##### Texto proporcionado #####

# ¿Qué software sirve para hacer pistas curvas?



## led_led (May 21, 2008)

Estimado amigos, por aqui otra vez.

Actualmente uso el PCB wizard y tengo problemas para crear circuitos en donde las pistas son circulares, varios diámetros, no líneas rectas ni diagonales sino que diámetros. si alguien sabe como hacerlo con este software, se lo agradecería.

Muchas gracias.


----------



## joryds (May 21, 2008)

Hola Led, al parecer Altium(protel) tiene esa opcion, pero para estar seguro debes hacer una muestra del PBC a mano y postearla.

Saludos.


----------



## santiago (May 21, 2008)

el pcb wizard. cero problemas
lo aprendi a usar yo solo jeje es cuestion de investigar , y con respecto al tamaño de la pista, luego de hacerla le haces doble clic y te aparece un cuadro donde podes modificarle las dimensiones
salu2 

che habria que hacer un tutorial del pcb wizard 
me anoto algun dia que tenga tiempo (no me apuren por ahora no tengo tiempo para nada)

#####

● Tareas solicitadas:
1. Según el hilo del foro sobre pistas curvas, ¿qué programa utiliza actualmente led_led?
2. Enumere los nombres de usuario de todas las personas que publican mensajes en el hilo del foro sobre pistas curvas.
3. Prolongue el hilo del foro sobre software para pistas curvas a partir del último mensaje que aparece.
Las líneas de datos no intervienen en este ejercicio.

##### Líneas de datos #####

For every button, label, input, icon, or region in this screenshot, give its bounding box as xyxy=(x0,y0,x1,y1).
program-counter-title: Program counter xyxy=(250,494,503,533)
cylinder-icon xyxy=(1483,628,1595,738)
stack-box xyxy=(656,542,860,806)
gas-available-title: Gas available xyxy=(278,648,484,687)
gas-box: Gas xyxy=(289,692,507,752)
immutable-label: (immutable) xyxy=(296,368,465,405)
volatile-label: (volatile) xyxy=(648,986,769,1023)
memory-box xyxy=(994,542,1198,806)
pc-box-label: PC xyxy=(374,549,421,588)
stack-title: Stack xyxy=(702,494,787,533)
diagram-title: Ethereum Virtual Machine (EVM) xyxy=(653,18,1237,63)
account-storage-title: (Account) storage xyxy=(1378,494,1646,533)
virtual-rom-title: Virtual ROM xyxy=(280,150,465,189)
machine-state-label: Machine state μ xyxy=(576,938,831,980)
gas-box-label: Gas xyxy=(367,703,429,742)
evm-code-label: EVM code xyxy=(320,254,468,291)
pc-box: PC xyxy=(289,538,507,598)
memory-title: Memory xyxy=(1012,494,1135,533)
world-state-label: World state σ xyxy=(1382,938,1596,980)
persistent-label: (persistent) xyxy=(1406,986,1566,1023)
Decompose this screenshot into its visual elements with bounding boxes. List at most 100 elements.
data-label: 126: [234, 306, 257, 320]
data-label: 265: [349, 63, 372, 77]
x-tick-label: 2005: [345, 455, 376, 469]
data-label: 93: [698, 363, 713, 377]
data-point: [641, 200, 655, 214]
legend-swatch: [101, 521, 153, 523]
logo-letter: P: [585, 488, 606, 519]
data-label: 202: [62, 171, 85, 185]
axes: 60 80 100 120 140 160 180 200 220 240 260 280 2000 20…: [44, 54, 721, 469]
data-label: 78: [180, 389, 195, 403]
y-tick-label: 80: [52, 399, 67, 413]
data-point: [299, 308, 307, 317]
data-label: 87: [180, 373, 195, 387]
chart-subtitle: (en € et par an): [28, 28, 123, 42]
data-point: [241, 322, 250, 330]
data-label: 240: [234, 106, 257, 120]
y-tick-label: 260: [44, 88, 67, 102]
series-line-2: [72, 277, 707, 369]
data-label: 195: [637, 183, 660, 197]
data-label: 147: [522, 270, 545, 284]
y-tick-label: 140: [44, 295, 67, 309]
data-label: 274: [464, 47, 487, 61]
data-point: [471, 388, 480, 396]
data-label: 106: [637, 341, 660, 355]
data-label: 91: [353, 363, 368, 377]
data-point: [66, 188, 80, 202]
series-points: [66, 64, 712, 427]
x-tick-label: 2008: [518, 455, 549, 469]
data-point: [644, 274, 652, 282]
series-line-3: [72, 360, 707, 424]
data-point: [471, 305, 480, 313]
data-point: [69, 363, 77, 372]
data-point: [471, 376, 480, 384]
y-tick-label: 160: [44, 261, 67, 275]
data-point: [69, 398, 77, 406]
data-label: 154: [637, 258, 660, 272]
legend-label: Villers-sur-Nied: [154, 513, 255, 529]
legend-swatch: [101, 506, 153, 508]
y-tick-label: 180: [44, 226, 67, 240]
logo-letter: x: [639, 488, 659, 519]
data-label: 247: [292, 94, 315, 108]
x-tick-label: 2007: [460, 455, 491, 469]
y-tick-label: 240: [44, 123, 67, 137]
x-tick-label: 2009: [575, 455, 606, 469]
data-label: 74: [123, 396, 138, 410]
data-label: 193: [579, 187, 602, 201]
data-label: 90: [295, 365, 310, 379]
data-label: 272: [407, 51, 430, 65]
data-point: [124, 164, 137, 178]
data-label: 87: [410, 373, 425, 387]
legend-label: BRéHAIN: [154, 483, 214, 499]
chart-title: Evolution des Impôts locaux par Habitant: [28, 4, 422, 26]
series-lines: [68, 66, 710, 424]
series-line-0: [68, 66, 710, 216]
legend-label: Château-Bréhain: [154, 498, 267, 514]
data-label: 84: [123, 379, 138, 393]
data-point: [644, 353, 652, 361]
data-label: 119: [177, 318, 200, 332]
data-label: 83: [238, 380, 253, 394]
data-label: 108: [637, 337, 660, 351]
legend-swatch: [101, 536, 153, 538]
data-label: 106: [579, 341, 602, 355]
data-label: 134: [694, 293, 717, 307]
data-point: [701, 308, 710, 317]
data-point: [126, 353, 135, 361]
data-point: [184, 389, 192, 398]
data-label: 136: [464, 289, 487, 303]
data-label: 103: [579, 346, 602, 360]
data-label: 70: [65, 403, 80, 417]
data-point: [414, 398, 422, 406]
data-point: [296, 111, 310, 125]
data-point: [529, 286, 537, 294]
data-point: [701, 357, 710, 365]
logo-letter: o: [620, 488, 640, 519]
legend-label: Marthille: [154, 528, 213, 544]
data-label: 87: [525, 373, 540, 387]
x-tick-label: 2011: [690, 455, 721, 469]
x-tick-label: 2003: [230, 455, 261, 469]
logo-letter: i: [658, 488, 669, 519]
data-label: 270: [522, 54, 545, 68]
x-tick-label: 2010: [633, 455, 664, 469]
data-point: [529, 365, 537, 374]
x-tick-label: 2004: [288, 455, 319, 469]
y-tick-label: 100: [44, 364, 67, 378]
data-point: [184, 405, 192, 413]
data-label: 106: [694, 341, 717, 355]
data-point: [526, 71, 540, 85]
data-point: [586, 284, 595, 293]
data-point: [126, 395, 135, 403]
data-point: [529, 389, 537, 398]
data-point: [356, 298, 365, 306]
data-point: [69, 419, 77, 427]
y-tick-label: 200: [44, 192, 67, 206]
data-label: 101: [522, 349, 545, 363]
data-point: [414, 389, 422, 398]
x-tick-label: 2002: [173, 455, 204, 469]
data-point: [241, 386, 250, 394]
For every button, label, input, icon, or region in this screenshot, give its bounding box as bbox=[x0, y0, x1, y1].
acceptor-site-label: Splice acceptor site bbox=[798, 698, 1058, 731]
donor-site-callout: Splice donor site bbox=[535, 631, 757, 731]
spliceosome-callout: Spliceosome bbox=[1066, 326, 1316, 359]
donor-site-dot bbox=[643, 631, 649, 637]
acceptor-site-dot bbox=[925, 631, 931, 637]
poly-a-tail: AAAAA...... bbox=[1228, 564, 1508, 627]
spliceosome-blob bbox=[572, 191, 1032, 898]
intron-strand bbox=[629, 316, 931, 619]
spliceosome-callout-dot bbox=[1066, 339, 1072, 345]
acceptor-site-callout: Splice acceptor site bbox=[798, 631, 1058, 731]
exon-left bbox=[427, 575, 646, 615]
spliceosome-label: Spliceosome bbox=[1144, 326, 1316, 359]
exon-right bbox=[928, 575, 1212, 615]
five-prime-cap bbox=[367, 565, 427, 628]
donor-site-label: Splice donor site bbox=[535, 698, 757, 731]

#####

● Resultados del ejercicio:
1. PCB wizard.

2. led_led, joryds, santiago

3.
----------



## led_led (May 21, 2008)

aqui dejo lo que mejor me quedo con el PCB Wizard.

Por favor ayudenme, es urgente


----------



## Pablo16 (May 22, 2008)

El Traxmaker (circuit maker) te da la opción de dibujar pistas redondas o circulos.

Saludos.


----------



## elkore49 (May 22, 2008)

el express pcb es muy facil y completo, incluye practicamente todos los encapsulados que existen, no tiene autoruteo de pistas pero es muy bueno y es gratis a diferencia del pcb wizard


----------



## Vick (May 22, 2008)

Con proteus (Ares) también puedes hacer pistas curvas y círculos.

Saludos.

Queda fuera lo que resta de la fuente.